-------- Extracted records --------
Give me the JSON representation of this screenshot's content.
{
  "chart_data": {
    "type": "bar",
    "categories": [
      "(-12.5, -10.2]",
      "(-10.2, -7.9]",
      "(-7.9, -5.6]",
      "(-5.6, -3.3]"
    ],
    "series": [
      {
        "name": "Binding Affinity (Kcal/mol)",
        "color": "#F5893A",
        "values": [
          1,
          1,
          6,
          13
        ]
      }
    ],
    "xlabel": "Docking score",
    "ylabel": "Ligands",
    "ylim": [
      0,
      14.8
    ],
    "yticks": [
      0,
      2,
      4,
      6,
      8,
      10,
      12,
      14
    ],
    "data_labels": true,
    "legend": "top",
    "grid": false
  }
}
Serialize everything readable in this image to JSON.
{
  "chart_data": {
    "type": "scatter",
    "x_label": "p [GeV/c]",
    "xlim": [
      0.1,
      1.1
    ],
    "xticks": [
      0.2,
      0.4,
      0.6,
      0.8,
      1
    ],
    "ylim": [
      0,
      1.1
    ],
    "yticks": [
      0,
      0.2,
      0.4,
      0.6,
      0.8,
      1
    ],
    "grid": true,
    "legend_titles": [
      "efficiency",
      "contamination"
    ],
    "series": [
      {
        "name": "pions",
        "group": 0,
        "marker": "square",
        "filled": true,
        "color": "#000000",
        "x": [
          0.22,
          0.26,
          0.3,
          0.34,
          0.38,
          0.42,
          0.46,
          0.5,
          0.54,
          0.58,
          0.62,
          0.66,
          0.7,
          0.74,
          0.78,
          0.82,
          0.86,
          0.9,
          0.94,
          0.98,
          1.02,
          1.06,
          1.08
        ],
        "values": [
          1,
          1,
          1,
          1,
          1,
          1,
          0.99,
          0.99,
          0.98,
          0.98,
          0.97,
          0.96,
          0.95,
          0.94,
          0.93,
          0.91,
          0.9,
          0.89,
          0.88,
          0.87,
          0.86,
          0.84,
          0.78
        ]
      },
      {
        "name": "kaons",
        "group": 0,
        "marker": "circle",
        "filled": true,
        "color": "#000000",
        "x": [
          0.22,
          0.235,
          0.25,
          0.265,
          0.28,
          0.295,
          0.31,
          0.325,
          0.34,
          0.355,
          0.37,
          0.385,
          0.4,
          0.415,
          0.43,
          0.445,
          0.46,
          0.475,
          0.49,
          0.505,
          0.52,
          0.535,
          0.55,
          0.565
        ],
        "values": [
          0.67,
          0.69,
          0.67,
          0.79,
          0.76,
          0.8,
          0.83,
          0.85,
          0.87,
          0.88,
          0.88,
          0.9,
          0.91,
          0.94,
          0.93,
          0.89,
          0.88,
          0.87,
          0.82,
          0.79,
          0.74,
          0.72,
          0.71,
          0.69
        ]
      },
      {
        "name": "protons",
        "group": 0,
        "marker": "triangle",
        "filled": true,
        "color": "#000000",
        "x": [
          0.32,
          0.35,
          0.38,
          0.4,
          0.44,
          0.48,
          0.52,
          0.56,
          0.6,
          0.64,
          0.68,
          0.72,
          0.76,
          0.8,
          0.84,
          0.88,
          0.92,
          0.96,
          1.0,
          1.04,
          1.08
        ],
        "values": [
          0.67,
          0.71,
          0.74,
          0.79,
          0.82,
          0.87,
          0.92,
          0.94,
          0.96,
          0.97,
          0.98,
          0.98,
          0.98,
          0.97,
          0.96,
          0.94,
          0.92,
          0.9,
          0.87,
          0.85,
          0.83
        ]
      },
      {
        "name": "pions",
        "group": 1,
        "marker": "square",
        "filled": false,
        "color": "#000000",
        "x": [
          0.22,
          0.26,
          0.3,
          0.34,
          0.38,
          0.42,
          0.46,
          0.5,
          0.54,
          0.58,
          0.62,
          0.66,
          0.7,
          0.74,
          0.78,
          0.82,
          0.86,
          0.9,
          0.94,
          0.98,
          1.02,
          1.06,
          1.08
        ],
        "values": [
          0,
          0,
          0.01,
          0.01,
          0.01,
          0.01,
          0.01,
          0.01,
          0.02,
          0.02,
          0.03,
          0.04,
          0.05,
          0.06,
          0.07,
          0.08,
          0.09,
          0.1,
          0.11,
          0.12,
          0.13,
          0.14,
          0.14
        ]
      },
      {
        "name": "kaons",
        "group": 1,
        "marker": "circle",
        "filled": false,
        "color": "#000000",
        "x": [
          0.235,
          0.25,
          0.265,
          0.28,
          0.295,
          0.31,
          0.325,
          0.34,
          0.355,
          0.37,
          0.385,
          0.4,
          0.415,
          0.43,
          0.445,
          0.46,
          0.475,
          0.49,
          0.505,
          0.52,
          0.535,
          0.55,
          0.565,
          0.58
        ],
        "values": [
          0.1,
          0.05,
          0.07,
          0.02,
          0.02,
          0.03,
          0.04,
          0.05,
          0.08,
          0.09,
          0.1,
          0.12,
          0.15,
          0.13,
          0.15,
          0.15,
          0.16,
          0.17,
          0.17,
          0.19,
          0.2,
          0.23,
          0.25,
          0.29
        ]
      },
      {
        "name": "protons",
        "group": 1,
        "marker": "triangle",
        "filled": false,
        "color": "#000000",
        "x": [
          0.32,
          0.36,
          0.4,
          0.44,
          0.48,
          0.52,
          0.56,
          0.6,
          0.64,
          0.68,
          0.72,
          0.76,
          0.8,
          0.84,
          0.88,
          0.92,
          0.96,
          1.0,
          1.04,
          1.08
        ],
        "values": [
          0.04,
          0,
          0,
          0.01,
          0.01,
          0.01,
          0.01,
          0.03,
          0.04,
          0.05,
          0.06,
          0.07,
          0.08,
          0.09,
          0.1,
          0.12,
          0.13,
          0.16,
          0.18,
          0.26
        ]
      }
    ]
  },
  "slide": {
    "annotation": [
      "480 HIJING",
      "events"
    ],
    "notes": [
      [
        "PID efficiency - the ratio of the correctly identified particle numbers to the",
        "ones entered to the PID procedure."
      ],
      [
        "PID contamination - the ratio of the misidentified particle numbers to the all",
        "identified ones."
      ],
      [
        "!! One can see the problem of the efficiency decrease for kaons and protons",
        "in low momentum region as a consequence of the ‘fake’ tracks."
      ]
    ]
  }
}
--------
● Required work:
Transcribe the records above exactly as they appear.

● The solution:
Give me the JSON representation of this screenshot's content.
{
  "chart_data": {
    "type": "bar",
    "categories": [
      "(-12.5, -10.2]",
      "(-10.2, -7.9]",
      "(-7.9, -5.6]",
      "(-5.6, -3.3]"
    ],
    "series": [
      {
        "name": "Binding Affinity (Kcal/mol)",
        "color": "#F5893A",
        "values": [
          1,
          1,
          6,
          13
        ]
      }
    ],
    "xlabel": "Docking score",
    "ylabel": "Ligands",
    "ylim": [
      0,
      14.8
    ],
    "yticks": [
      0,
      2,
      4,
      6,
      8,
      10,
      12,
      14
    ],
    "data_labels": true,
    "legend": "top",
    "grid": false
  }
}
Serialize everything readable in this image to JSON.
{
  "chart_data": {
    "type": "scatter",
    "x_label": "p [GeV/c]",
    "xlim": [
      0.1,
      1.1
    ],
    "xticks": [
      0.2,
      0.4,
      0.6,
      0.8,
      1
    ],
    "ylim": [
      0,
      1.1
    ],
    "yticks": [
      0,
      0.2,
      0.4,
      0.6,
      0.8,
      1
    ],
    "grid": true,
    "legend_titles": [
      "efficiency",
      "contamination"
    ],
    "series": [
      {
        "name": "pions",
        "group": 0,
        "marker": "square",
        "filled": true,
        "color": "#000000",
        "x": [
          0.22,
          0.26,
          0.3,
          0.34,
          0.38,
          0.42,
          0.46,
          0.5,
          0.54,
          0.58,
          0.62,
          0.66,
          0.7,
          0.74,
          0.78,
          0.82,
          0.86,
          0.9,
          0.94,
          0.98,
          1.02,
          1.06,
          1.08
        ],
        "values": [
          1,
          1,
          1,
          1,
          1,
          1,
          0.99,
          0.99,
          0.98,
          0.98,
          0.97,
          0.96,
          0.95,
          0.94,
          0.93,
          0.91,
          0.9,
          0.89,
          0.88,
          0.87,
          0.86,
          0.84,
          0.78
        ]
      },
      {
        "name": "kaons",
        "group": 0,
        "marker": "circle",
        "filled": true,
        "color": "#000000",
        "x": [
          0.22,
          0.235,
          0.25,
          0.265,
          0.28,
          0.295,
          0.31,
          0.325,
          0.34,
          0.355,
          0.37,
          0.385,
          0.4,
          0.415,
          0.43,
          0.445,
          0.46,
          0.475,
          0.49,
          0.505,
          0.52,
          0.535,
          0.55,
          0.565
        ],
        "values": [
          0.67,
          0.69,
          0.67,
          0.79,
          0.76,
          0.8,
          0.83,
          0.85,
          0.87,
          0.88,
          0.88,
          0.9,
          0.91,
          0.94,
          0.93,
          0.89,
          0.88,
          0.87,
          0.82,
          0.79,
          0.74,
          0.72,
          0.71,
          0.69
        ]
      },
      {
        "name": "protons",
        "group": 0,
        "marker": "triangle",
        "filled": true,
        "color": "#000000",
        "x": [
          0.32,
          0.35,
          0.38,
          0.4,
          0.44,
          0.48,
          0.52,
          0.56,
          0.6,
          0.64,
          0.68,
          0.72,
          0.76,
          0.8,
          0.84,
          0.88,
          0.92,
          0.96,
          1.0,
          1.04,
          1.08
        ],
        "values": [
          0.67,
          0.71,
          0.74,
          0.79,
          0.82,
          0.87,
          0.92,
          0.94,
          0.96,
          0.97,
          0.98,
          0.98,
          0.98,
          0.97,
          0.96,
          0.94,
          0.92,
          0.9,
          0.87,
          0.85,
          0.83
        ]
      },
      {
        "name": "pions",
        "group": 1,
        "marker": "square",
        "filled": false,
        "color": "#000000",
        "x": [
          0.22,
          0.26,
          0.3,
          0.34,
          0.38,
          0.42,
          0.46,
          0.5,
          0.54,
          0.58,
          0.62,
          0.66,
          0.7,
          0.74,
          0.78,
          0.82,
          0.86,
          0.9,
          0.94,
          0.98,
          1.02,
          1.06,
          1.08
        ],
        "values": [
          0,
          0,
          0.01,
          0.01,
          0.01,
          0.01,
          0.01,
          0.01,
          0.02,
          0.02,
          0.03,
          0.04,
          0.05,
          0.06,
          0.07,
          0.08,
          0.09,
          0.1,
          0.11,
          0.12,
          0.13,
          0.14,
          0.14
        ]
      },
      {
        "name": "kaons",
        "group": 1,
        "marker": "circle",
        "filled": false,
        "color": "#000000",
        "x": [
          0.235,
          0.25,
          0.265,
          0.28,
          0.295,
          0.31,
          0.325,
          0.34,
          0.355,
          0.37,
          0.385,
          0.4,
          0.415,
          0.43,
          0.445,
          0.46,
          0.475,
          0.49,
          0.505,
          0.52,
          0.535,
          0.55,
          0.565,
          0.58
        ],
        "values": [
          0.1,
          0.05,
          0.07,
          0.02,
          0.02,
          0.03,
          0.04,
          0.05,
          0.08,
          0.09,
          0.1,
          0.12,
          0.15,
          0.13,
          0.15,
          0.15,
          0.16,
          0.17,
          0.17,
          0.19,
          0.2,
          0.23,
          0.25,
          0.29
        ]
      },
      {
        "name": "protons",
        "group": 1,
        "marker": "triangle",
        "filled": false,
        "color": "#000000",
        "x": [
          0.32,
          0.36,
          0.4,
          0.44,
          0.48,
          0.52,
          0.56,
          0.6,
          0.64,
          0.68,
          0.72,
          0.76,
          0.8,
          0.84,
          0.88,
          0.92,
          0.96,
          1.0,
          1.04,
          1.08
        ],
        "values": [
          0.04,
          0,
          0,
          0.01,
          0.01,
          0.01,
          0.01,
          0.03,
          0.04,
          0.05,
          0.06,
          0.07,
          0.08,
          0.09,
          0.1,
          0.12,
          0.13,
          0.16,
          0.18,
          0.26
        ]
      }
    ]
  },
  "slide": {
    "annotation": [
      "480 HIJING",
      "events"
    ],
    "notes": [
      [
        "PID efficiency - the ratio of the correctly identified particle numbers to the",
        "ones entered to the PID procedure."
      ],
      [
        "PID contamination - the ratio of the misidentified particle numbers to the all",
        "identified ones."
      ],
      [
        "!! One can see the problem of the efficiency decrease for kaons and protons",
        "in low momentum region as a consequence of the ‘fake’ tracks."
      ]
    ]
  }
}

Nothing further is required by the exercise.